- **TASK PROMPT**
Restate the records that follow word for word; no pictures should appear.

Dataset records on visual material
-- start --
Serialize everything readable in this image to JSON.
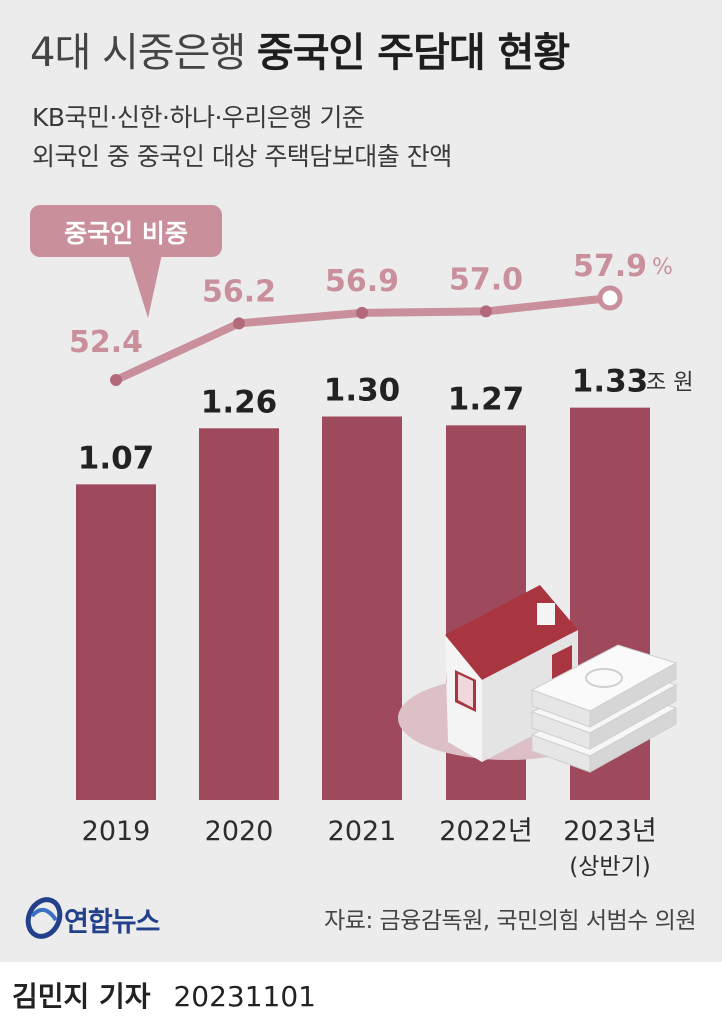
{
  "title": {
    "light": "4대 시중은행",
    "bold": "중국인 주담대 현황"
  },
  "subtitle": [
    "KB국민·신한·하나·우리은행 기준",
    "외국인 중 중국인 대상 주택담보대출 잔액"
  ],
  "source": "자료: 금융감독원, 국민의힘 서범수 의원",
  "logo": "연합뉴스",
  "footer": {
    "reporter": "김민지 기자",
    "date": "20231101"
  },
  "colors": {
    "bar": "#9e4a5c",
    "line": "#c9909c",
    "background": "#ececec",
    "house_roof": "#a8353f"
  },
  "chart_data": {
    "type": "bar+line",
    "categories": [
      "2019",
      "2020",
      "2021",
      "2022년",
      "2023년"
    ],
    "category_notes": [
      "",
      "",
      "",
      "",
      "(상반기)"
    ],
    "bar_series": {
      "values": [
        1.07,
        1.26,
        1.3,
        1.27,
        1.33
      ],
      "labels": [
        "1.07",
        "1.26",
        "1.30",
        "1.27",
        "1.33"
      ],
      "unit": "조 원"
    },
    "line_series": {
      "name": "중국인 비중",
      "values": [
        52.4,
        56.2,
        56.9,
        57.0,
        57.9
      ],
      "labels": [
        "52.4",
        "56.2",
        "56.9",
        "57.0",
        "57.9"
      ],
      "unit": "%"
    }
  }
}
-- end --
- **FULL RESPONSE**
Serialize everything readable in this image to JSON.
{
  "title": {
    "light": "4대 시중은행",
    "bold": "중국인 주담대 현황"
  },
  "subtitle": [
    "KB국민·신한·하나·우리은행 기준",
    "외국인 중 중국인 대상 주택담보대출 잔액"
  ],
  "source": "자료: 금융감독원, 국민의힘 서범수 의원",
  "logo": "연합뉴스",
  "footer": {
    "reporter": "김민지 기자",
    "date": "20231101"
  },
  "colors": {
    "bar": "#9e4a5c",
    "line": "#c9909c",
    "background": "#ececec",
    "house_roof": "#a8353f"
  },
  "chart_data": {
    "type": "bar+line",
    "categories": [
      "2019",
      "2020",
      "2021",
      "2022년",
      "2023년"
    ],
    "category_notes": [
      "",
      "",
      "",
      "",
      "(상반기)"
    ],
    "bar_series": {
      "values": [
        1.07,
        1.26,
        1.3,
        1.27,
        1.33
      ],
      "labels": [
        "1.07",
        "1.26",
        "1.30",
        "1.27",
        "1.33"
      ],
      "unit": "조 원"
    },
    "line_series": {
      "name": "중국인 비중",
      "values": [
        52.4,
        56.2,
        56.9,
        57.0,
        57.9
      ],
      "labels": [
        "52.4",
        "56.2",
        "56.9",
        "57.0",
        "57.9"
      ],
      "unit": "%"
    }
  }
}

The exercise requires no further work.